## Data section
»»

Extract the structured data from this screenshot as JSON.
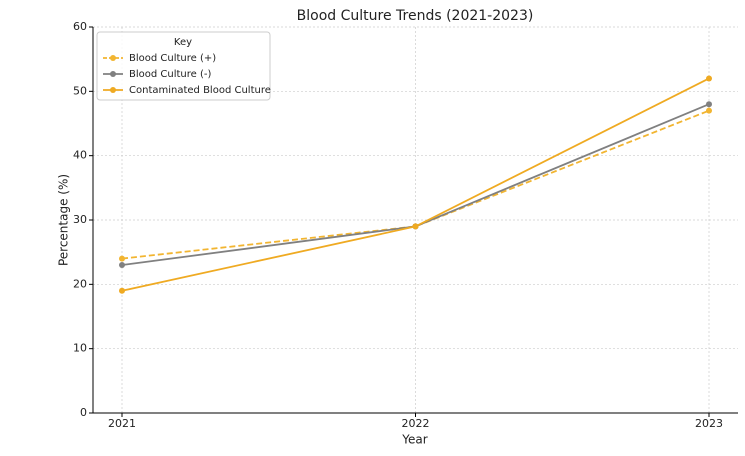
{
  "chart_data": {
    "type": "line",
    "title": "Blood Culture Trends (2021-2023)",
    "x_label": "Year",
    "y_label": "Percentage (%)",
    "categories": [
      "2021",
      "2022",
      "2023"
    ],
    "series": [
      {
        "name": "Blood Culture (+)",
        "color": "#f2b531",
        "linestyle": "dashed",
        "values": [
          24,
          29,
          47
        ]
      },
      {
        "name": "Blood Culture (-)",
        "color": "#808080",
        "linestyle": "solid",
        "values": [
          23,
          29,
          48
        ]
      },
      {
        "name": "Contaminated Blood Culture",
        "color": "#efaa22",
        "linestyle": "solid",
        "values": [
          19,
          29,
          52
        ]
      }
    ],
    "ylim": [
      0,
      60
    ],
    "yticks": [
      0,
      10,
      20,
      30,
      40,
      50,
      60
    ],
    "grid": true,
    "legend_title": "Key",
    "legend_position": "upper-left"
  }
}
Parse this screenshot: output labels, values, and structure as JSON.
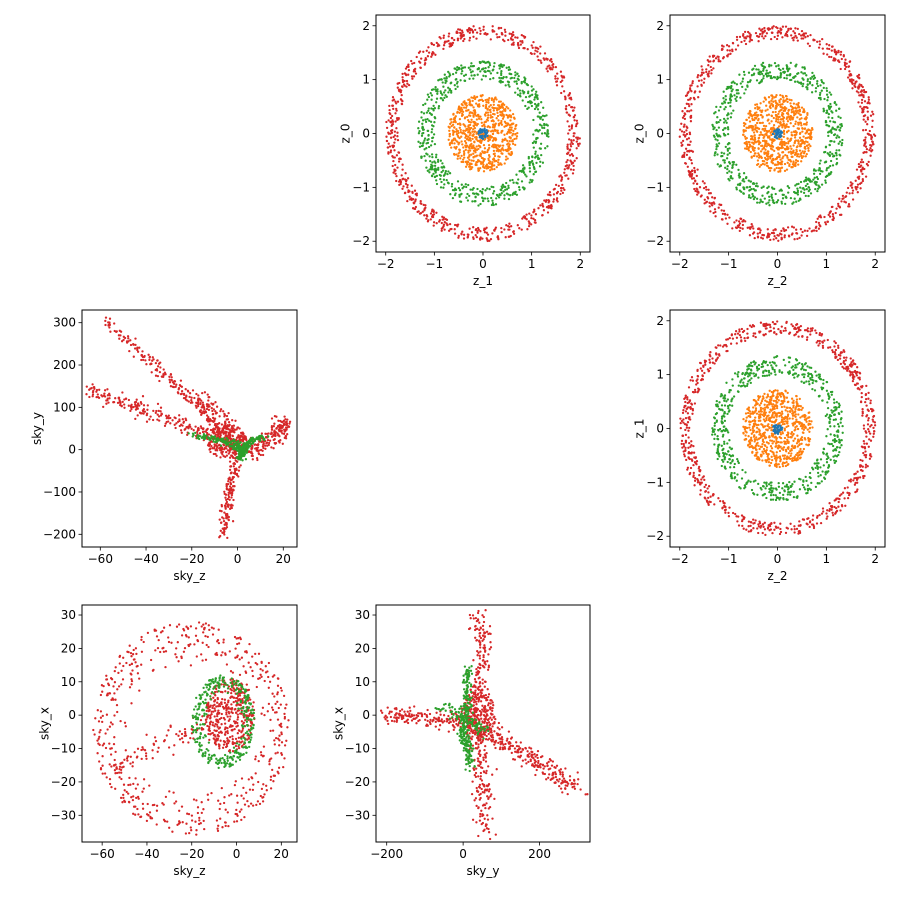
{
  "colors": {
    "blue": "#1f77b4",
    "orange": "#ff7f0e",
    "green": "#2ca02c",
    "red": "#d62728"
  },
  "chart_data": [
    {
      "type": "scatter",
      "panel": "row1-col2",
      "xlabel": "z_1",
      "ylabel": "z_0",
      "xlim": [
        -2.2,
        2.2
      ],
      "ylim": [
        -2.2,
        2.2
      ],
      "xticks": [
        -2,
        -1,
        0,
        1,
        2
      ],
      "yticks": [
        -2,
        -1,
        0,
        1,
        2
      ],
      "grid": false,
      "series": [
        {
          "color": "red",
          "kind": "ring",
          "r": [
            1.75,
            2.0
          ],
          "count": 700
        },
        {
          "color": "green",
          "kind": "ring",
          "r": [
            1.0,
            1.35
          ],
          "count": 600
        },
        {
          "color": "orange",
          "kind": "ring",
          "r": [
            0.0,
            0.72
          ],
          "count": 700
        },
        {
          "color": "blue",
          "kind": "ring",
          "r": [
            0.0,
            0.1
          ],
          "count": 40
        }
      ]
    },
    {
      "type": "scatter",
      "panel": "row1-col3",
      "xlabel": "z_2",
      "ylabel": "z_0",
      "xlim": [
        -2.2,
        2.2
      ],
      "ylim": [
        -2.2,
        2.2
      ],
      "xticks": [
        -2,
        -1,
        0,
        1,
        2
      ],
      "yticks": [
        -2,
        -1,
        0,
        1,
        2
      ],
      "grid": false,
      "series": [
        {
          "color": "red",
          "kind": "ring",
          "r": [
            1.75,
            2.0
          ],
          "count": 700
        },
        {
          "color": "green",
          "kind": "ring",
          "r": [
            1.0,
            1.35
          ],
          "count": 600
        },
        {
          "color": "orange",
          "kind": "ring",
          "r": [
            0.0,
            0.72
          ],
          "count": 700
        },
        {
          "color": "blue",
          "kind": "ring",
          "r": [
            0.0,
            0.1
          ],
          "count": 40
        }
      ]
    },
    {
      "type": "scatter",
      "panel": "row2-col1",
      "xlabel": "sky_z",
      "ylabel": "sky_y",
      "xlim": [
        -68,
        26
      ],
      "ylim": [
        -230,
        330
      ],
      "xticks": [
        -60,
        -40,
        -20,
        0,
        20
      ],
      "yticks": [
        -200,
        -100,
        0,
        100,
        200,
        300
      ],
      "grid": false,
      "series": [
        {
          "color": "red",
          "kind": "path",
          "spread": [
            1.2,
            8
          ],
          "points": [
            [
              -58,
              300
            ],
            [
              -45,
              240
            ],
            [
              -30,
              170
            ],
            [
              -15,
              90
            ],
            [
              -5,
              30
            ],
            [
              0,
              5
            ],
            [
              -2,
              -50
            ],
            [
              -4,
              -120
            ],
            [
              -6,
              -200
            ]
          ],
          "count": 380
        },
        {
          "color": "red",
          "kind": "path",
          "spread": [
            1.5,
            10
          ],
          "points": [
            [
              -65,
              145
            ],
            [
              -50,
              110
            ],
            [
              -35,
              80
            ],
            [
              -20,
              50
            ],
            [
              -8,
              25
            ],
            [
              5,
              10
            ],
            [
              15,
              30
            ],
            [
              22,
              60
            ]
          ],
          "count": 320
        },
        {
          "color": "red",
          "kind": "path",
          "spread": [
            2.5,
            10
          ],
          "points": [
            [
              -20,
              130
            ],
            [
              -10,
              90
            ],
            [
              -5,
              60
            ],
            [
              -3,
              20
            ],
            [
              3,
              0
            ],
            [
              8,
              -10
            ],
            [
              15,
              30
            ],
            [
              20,
              75
            ]
          ],
          "count": 220
        },
        {
          "color": "red",
          "kind": "blob",
          "center": [
            -5,
            20
          ],
          "radius": [
            9,
            40
          ],
          "count": 180
        },
        {
          "color": "green",
          "kind": "path",
          "spread": [
            1,
            4
          ],
          "points": [
            [
              -20,
              35
            ],
            [
              -12,
              28
            ],
            [
              -5,
              18
            ],
            [
              0,
              10
            ],
            [
              2,
              0
            ],
            [
              1,
              -15
            ],
            [
              5,
              20
            ],
            [
              12,
              30
            ]
          ],
          "count": 320
        }
      ]
    },
    {
      "type": "scatter",
      "panel": "row2-col3",
      "xlabel": "z_2",
      "ylabel": "z_1",
      "xlim": [
        -2.2,
        2.2
      ],
      "ylim": [
        -2.2,
        2.2
      ],
      "xticks": [
        -2,
        -1,
        0,
        1,
        2
      ],
      "yticks": [
        -2,
        -1,
        0,
        1,
        2
      ],
      "grid": false,
      "series": [
        {
          "color": "red",
          "kind": "ring",
          "r": [
            1.75,
            2.0
          ],
          "count": 700
        },
        {
          "color": "green",
          "kind": "ring",
          "r": [
            1.0,
            1.35
          ],
          "count": 600
        },
        {
          "color": "orange",
          "kind": "ring",
          "r": [
            0.0,
            0.72
          ],
          "count": 700
        },
        {
          "color": "blue",
          "kind": "ring",
          "r": [
            0.0,
            0.1
          ],
          "count": 40
        }
      ]
    },
    {
      "type": "scatter",
      "panel": "row3-col1",
      "xlabel": "sky_z",
      "ylabel": "sky_x",
      "xlim": [
        -69,
        27
      ],
      "ylim": [
        -38,
        33
      ],
      "xticks": [
        -60,
        -40,
        -20,
        0,
        20
      ],
      "yticks": [
        -30,
        -20,
        -10,
        0,
        10,
        20,
        30
      ],
      "grid": false,
      "series": [
        {
          "color": "red",
          "kind": "ring",
          "center": [
            -20,
            -4
          ],
          "rx": [
            28,
            44
          ],
          "ry": [
            18,
            32
          ],
          "count": 520
        },
        {
          "color": "red",
          "kind": "blob",
          "center": [
            -3,
            0
          ],
          "radius": [
            11,
            11
          ],
          "count": 380
        },
        {
          "color": "red",
          "kind": "path",
          "spread": [
            1.5,
            1.5
          ],
          "points": [
            [
              -55,
              -15
            ],
            [
              -40,
              -10
            ],
            [
              -25,
              -6
            ],
            [
              -12,
              -3
            ]
          ],
          "count": 90
        },
        {
          "color": "green",
          "kind": "ring",
          "center": [
            -6,
            -2
          ],
          "rx": [
            7,
            14
          ],
          "ry": [
            9,
            14
          ],
          "count": 320
        }
      ]
    },
    {
      "type": "scatter",
      "panel": "row3-col2",
      "xlabel": "sky_y",
      "ylabel": "sky_x",
      "xlim": [
        -228,
        332
      ],
      "ylim": [
        -38,
        33
      ],
      "xticks": [
        -200,
        0,
        200
      ],
      "yticks": [
        -30,
        -20,
        -10,
        0,
        10,
        20,
        30
      ],
      "grid": false,
      "series": [
        {
          "color": "red",
          "kind": "path",
          "spread": [
            12,
            1.2
          ],
          "points": [
            [
              -200,
              0
            ],
            [
              -140,
              0
            ],
            [
              -80,
              -1
            ],
            [
              -20,
              -2
            ],
            [
              20,
              -3
            ]
          ],
          "count": 170
        },
        {
          "color": "red",
          "kind": "path",
          "spread": [
            14,
            1.5
          ],
          "points": [
            [
              20,
              0
            ],
            [
              80,
              -6
            ],
            [
              140,
              -10
            ],
            [
              200,
              -14
            ],
            [
              260,
              -20
            ],
            [
              300,
              -21
            ]
          ],
          "count": 280
        },
        {
          "color": "red",
          "kind": "path",
          "spread": [
            14,
            2
          ],
          "points": [
            [
              40,
              29
            ],
            [
              55,
              20
            ],
            [
              45,
              10
            ],
            [
              35,
              0
            ],
            [
              40,
              -10
            ],
            [
              50,
              -20
            ],
            [
              60,
              -28
            ],
            [
              55,
              -34
            ]
          ],
          "count": 320
        },
        {
          "color": "red",
          "kind": "blob",
          "center": [
            40,
            0
          ],
          "radius": [
            45,
            8
          ],
          "count": 200
        },
        {
          "color": "green",
          "kind": "path",
          "spread": [
            6,
            1
          ],
          "points": [
            [
              15,
              14
            ],
            [
              10,
              6
            ],
            [
              5,
              0
            ],
            [
              0,
              -5
            ],
            [
              12,
              -10
            ],
            [
              20,
              -15
            ]
          ],
          "count": 260
        },
        {
          "color": "green",
          "kind": "path",
          "spread": [
            8,
            1
          ],
          "points": [
            [
              -60,
              3
            ],
            [
              -20,
              1
            ],
            [
              20,
              -2
            ],
            [
              60,
              -5
            ]
          ],
          "count": 90
        }
      ]
    }
  ]
}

««

## Stated exercise
Extract lines where the string "this" occurs.

## Problem solution
Extract the structured data from this screenshot as JSON.
Parse this screenshot: output labels, values, and structure as JSON.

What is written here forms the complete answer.